Work to do: Scan the lines below for the string "title" and copy every one that has it.

Input records:
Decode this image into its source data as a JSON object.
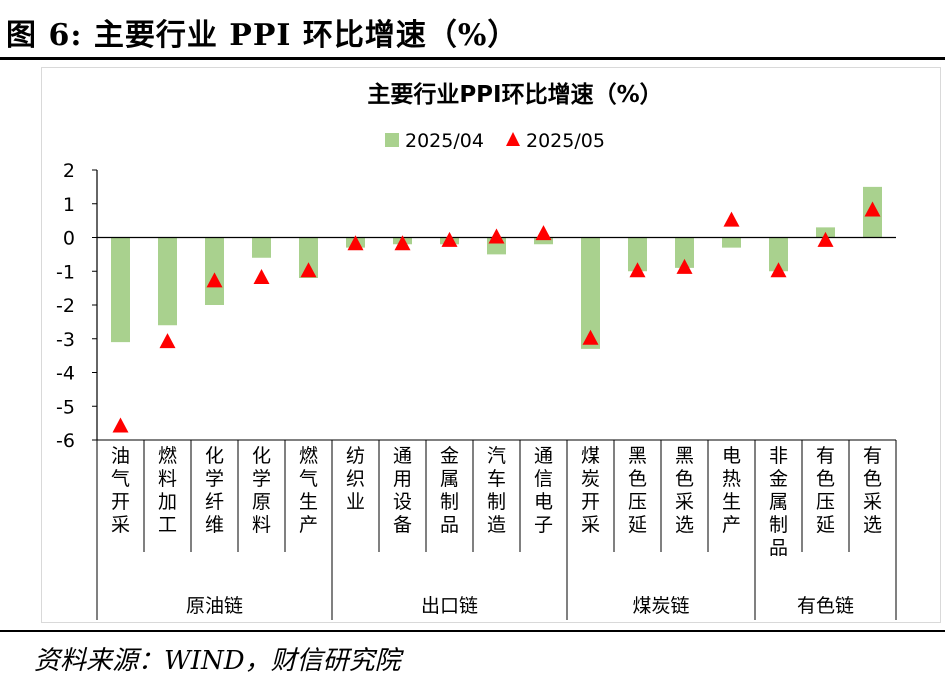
{
  "figure": {
    "title": "图 6:  主要行业 PPI 环比增速（%）",
    "source": "资料来源：WIND，财信研究院"
  },
  "chart_data": {
    "type": "bar",
    "title": "主要行业PPI环比增速（%）",
    "ylim": [
      -6,
      2
    ],
    "yticks": [
      2,
      1,
      0,
      -1,
      -2,
      -3,
      -4,
      -5,
      -6
    ],
    "grid": false,
    "legend_position": "top-center",
    "categories": [
      "油气开采",
      "燃料加工",
      "化学纤维",
      "化学原料",
      "燃气生产",
      "纺织业",
      "通用设备",
      "金属制品",
      "汽车制造",
      "通信电子",
      "煤炭开采",
      "黑色压延",
      "黑色采选",
      "电热生产",
      "非金属制品",
      "有色压延",
      "有色采选"
    ],
    "groups": [
      {
        "name": "原油链",
        "count": 5
      },
      {
        "name": "出口链",
        "count": 5
      },
      {
        "name": "煤炭链",
        "count": 4
      },
      {
        "name": "有色链",
        "count": 3
      }
    ],
    "series": [
      {
        "name": "2025/04",
        "kind": "bar",
        "color": "#a9d18e",
        "values": [
          -3.1,
          -2.6,
          -2.0,
          -0.6,
          -1.2,
          -0.3,
          -0.2,
          -0.2,
          -0.5,
          -0.2,
          -3.3,
          -1.0,
          -0.9,
          -0.3,
          -1.0,
          0.3,
          1.5
        ]
      },
      {
        "name": "2025/05",
        "kind": "marker",
        "marker": "triangle",
        "color": "#ff0000",
        "values": [
          -5.6,
          -3.1,
          -1.3,
          -1.2,
          -1.0,
          -0.2,
          -0.2,
          -0.1,
          0.0,
          0.1,
          -3.0,
          -1.0,
          -0.9,
          0.5,
          -1.0,
          -0.1,
          0.8
        ]
      }
    ]
  }
}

Result for this exercise:
    "title": "图 6:  主要行业 PPI 环比增速（%）",
    "title": "主要行业PPI环比增速（%）",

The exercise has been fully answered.